_WRITTEN REQUEST:_ Everything from the line that contains "Type out the text in this image." through the final line of the records below should be quoted exactly, except the pictures.

Saved entries:

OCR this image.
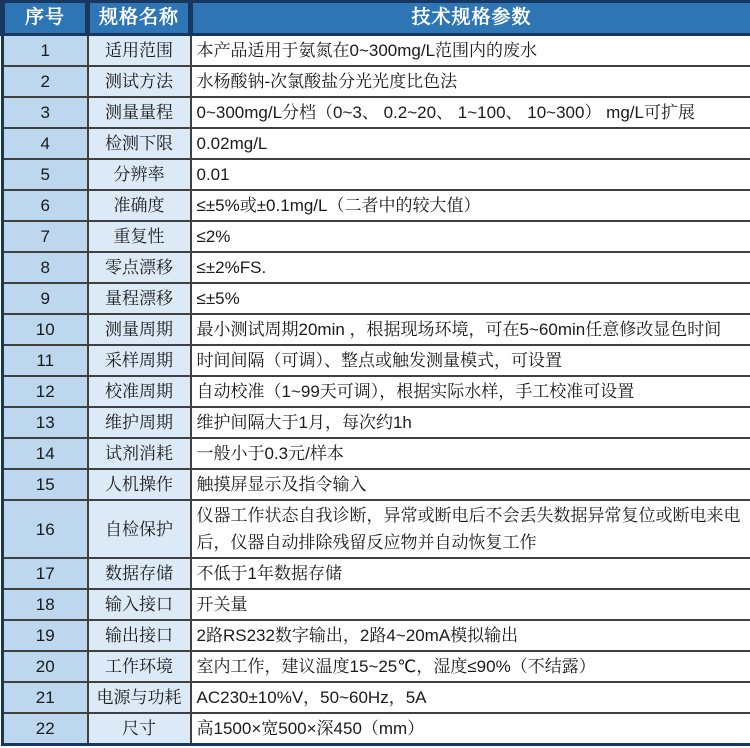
序号	规格名称	技术规格参数
1	适用范围	本产品适用于氨氮在0~300mg/L范围内的废水
2	测试方法	水杨酸钠-次氯酸盐分光光度比色法
3	测量量程	0~300mg/L分档（0~3、 0.2~20、 1~100、 10~300） mg/L可扩展
4	检测下限	0.02mg/L
5	分辨率	0.01
6	准确度	≤±5%或±0.1mg/L（二者中的较大值）
7	重复性	≤2%
8	零点漂移	≤±2%FS.
9	量程漂移	≤±5%
10	测量周期	最小测试周期20min ，根据现场环境，可在5~60min任意修改显色时间
11	采样周期	时间间隔（可调）、整点或触发测量模式，可设置
12	校准周期	自动校准（1~99天可调），根据实际水样，手工校准可设置
13	维护周期	维护间隔大于1月，每次约1h
14	试剂消耗	一般小于0.3元/样本
15	人机操作	触摸屏显示及指令输入
16	自检保护	仪器工作状态自我诊断，异常或断电后不会丢失数据异常复位或断电来电后，仪器自动排除残留反应物并自动恢复工作
17	数据存储	不低于1年数据存储
18	输入接口	开关量
19	输出接口	2路RS232数字输出，2路4~20mA模拟输出
20	工作环境	室内工作，建议温度15~25℃，湿度≤90%（不结露）
21	电源与功耗	AC230±10%V，50~60Hz，5A
22	尺寸	高1500×宽500×深450（mm）
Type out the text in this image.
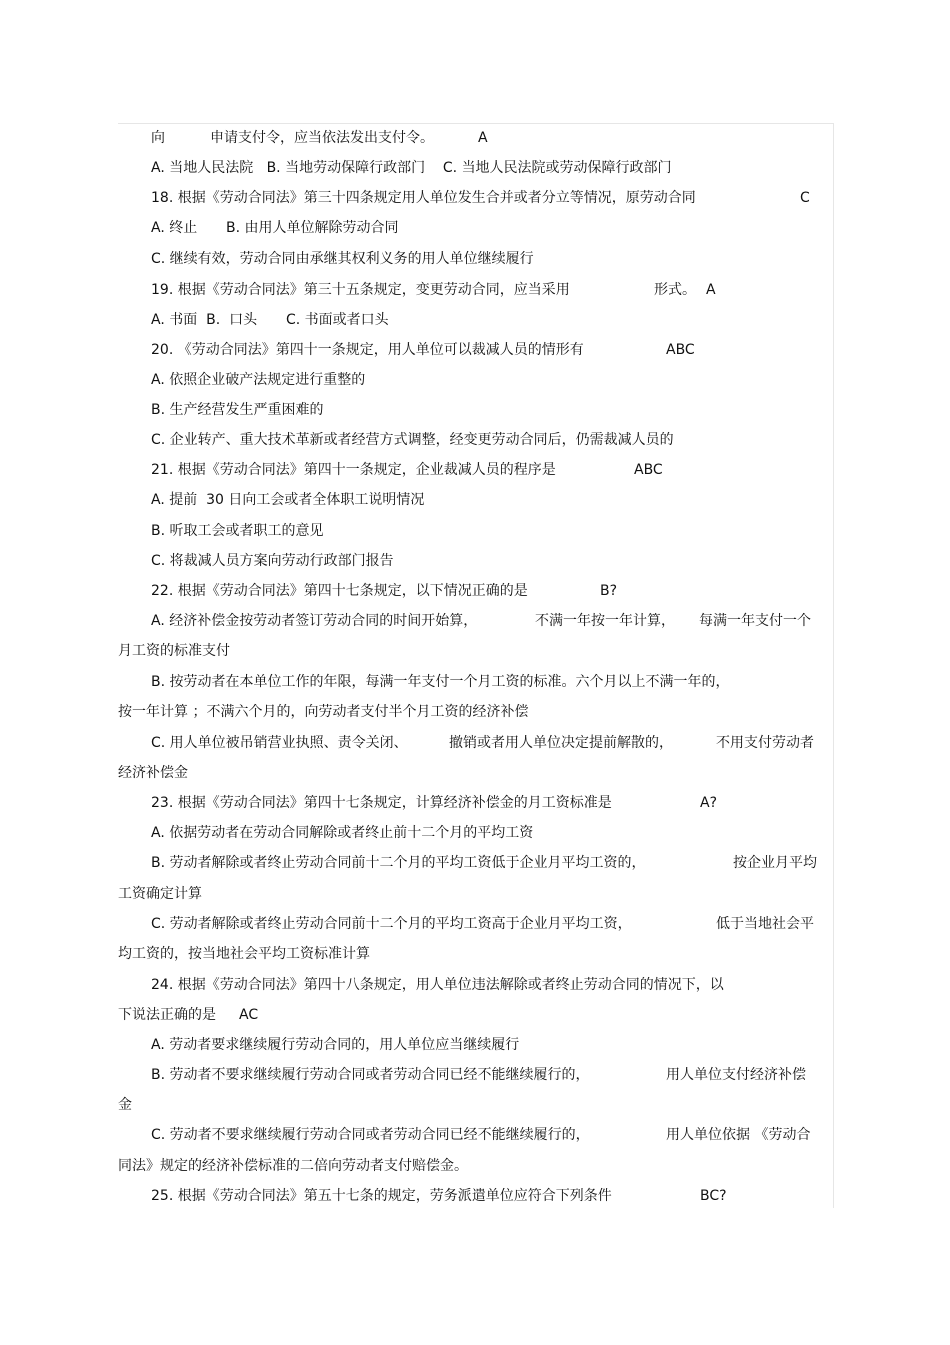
向	申请支付令，应当依法发出支付令。	A
A. 当地人民法院   B. 当地劳动保障行政部门    C. 当地人民法院或劳动保障行政部门
18. 根据《劳动合同法》第三十四条规定用人单位发生合并或者分立等情况，原劳动合同	C
A. 终止 B. 由用人单位解除劳动合同
C. 继续有效，劳动合同由承继其权利义务的用人单位继续履行
19. 根据《劳动合同法》第三十五条规定，变更劳动合同，应当采用	形式。 A
A. 书面  B.  口头 C. 书面或者口头
20. 《劳动合同法》第四十一条规定，用人单位可以裁减人员的情形有	ABC
A. 依照企业破产法规定进行重整的
B. 生产经营发生严重困难的
C. 企业转产、重大技术革新或者经营方式调整，经变更劳动合同后，仍需裁减人员的
21. 根据《劳动合同法》第四十一条规定，企业裁减人员的程序是	ABC
A. 提前  30 日向工会或者全体职工说明情况
B. 听取工会或者职工的意见
C. 将裁减人员方案向劳动行政部门报告
22. 根据《劳动合同法》第四十七条规定，以下情况正确的是	B?
A. 经济补偿金按劳动者签订劳动合同的时间开始算，	不满一年按一年计算， 每满一年支付一个
月工资的标准支付
B. 按劳动者在本单位工作的年限，每满一年支付一个月工资的标准。六个月以上不满一年的，
按一年计算 ；不满六个月的，向劳动者支付半个月工资的经济补偿
C. 用人单位被吊销营业执照、责令关闭、	撤销或者用人单位决定提前解散的，	不用支付劳动者
经济补偿金
23. 根据《劳动合同法》第四十七条规定，计算经济补偿金的月工资标准是	A?
A. 依据劳动者在劳动合同解除或者终止前十二个月的平均工资
B. 劳动者解除或者终止劳动合同前十二个月的平均工资低于企业月平均工资的，	按企业月平均
工资确定计算
C. 劳动者解除或者终止劳动合同前十二个月的平均工资高于企业月平均工资，	低于当地社会平
均工资的，按当地社会平均工资标准计算
24. 根据《劳动合同法》第四十八条规定，用人单位违法解除或者终止劳动合同的情况下，以
下说法正确的是 AC
A. 劳动者要求继续履行劳动合同的，用人单位应当继续履行
B. 劳动者不要求继续履行劳动合同或者劳动合同已经不能继续履行的，	用人单位支付经济补偿
金
C. 劳动者不要求继续履行劳动合同或者劳动合同已经不能继续履行的，	用人单位依据 《劳动合
同法》规定的经济补偿标准的二倍向劳动者支付赔偿金。
25. 根据《劳动合同法》第五十七条的规定，劳务派遣单位应符合下列条件	BC?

_THE REPLY:_
Type out the text in this image.
向	申请支付令，应当依法发出支付令。	A
A. 当地人民法院   B. 当地劳动保障行政部门    C. 当地人民法院或劳动保障行政部门
18. 根据《劳动合同法》第三十四条规定用人单位发生合并或者分立等情况，原劳动合同	C
A. 终止 B. 由用人单位解除劳动合同
C. 继续有效，劳动合同由承继其权利义务的用人单位继续履行
19. 根据《劳动合同法》第三十五条规定，变更劳动合同，应当采用	形式。 A
A. 书面  B.  口头 C. 书面或者口头
20. 《劳动合同法》第四十一条规定，用人单位可以裁减人员的情形有	ABC
A. 依照企业破产法规定进行重整的
B. 生产经营发生严重困难的
C. 企业转产、重大技术革新或者经营方式调整，经变更劳动合同后，仍需裁减人员的
21. 根据《劳动合同法》第四十一条规定，企业裁减人员的程序是	ABC
A. 提前  30 日向工会或者全体职工说明情况
B. 听取工会或者职工的意见
C. 将裁减人员方案向劳动行政部门报告
22. 根据《劳动合同法》第四十七条规定，以下情况正确的是	B?
A. 经济补偿金按劳动者签订劳动合同的时间开始算，	不满一年按一年计算， 每满一年支付一个
月工资的标准支付
B. 按劳动者在本单位工作的年限，每满一年支付一个月工资的标准。六个月以上不满一年的，
按一年计算 ；不满六个月的，向劳动者支付半个月工资的经济补偿
C. 用人单位被吊销营业执照、责令关闭、	撤销或者用人单位决定提前解散的，	不用支付劳动者
经济补偿金
23. 根据《劳动合同法》第四十七条规定，计算经济补偿金的月工资标准是	A?
A. 依据劳动者在劳动合同解除或者终止前十二个月的平均工资
B. 劳动者解除或者终止劳动合同前十二个月的平均工资低于企业月平均工资的，	按企业月平均
工资确定计算
C. 劳动者解除或者终止劳动合同前十二个月的平均工资高于企业月平均工资，	低于当地社会平
均工资的，按当地社会平均工资标准计算
24. 根据《劳动合同法》第四十八条规定，用人单位违法解除或者终止劳动合同的情况下，以
下说法正确的是 AC
A. 劳动者要求继续履行劳动合同的，用人单位应当继续履行
B. 劳动者不要求继续履行劳动合同或者劳动合同已经不能继续履行的，	用人单位支付经济补偿
金
C. 劳动者不要求继续履行劳动合同或者劳动合同已经不能继续履行的，	用人单位依据 《劳动合
同法》规定的经济补偿标准的二倍向劳动者支付赔偿金。
25. 根据《劳动合同法》第五十七条的规定，劳务派遣单位应符合下列条件	BC?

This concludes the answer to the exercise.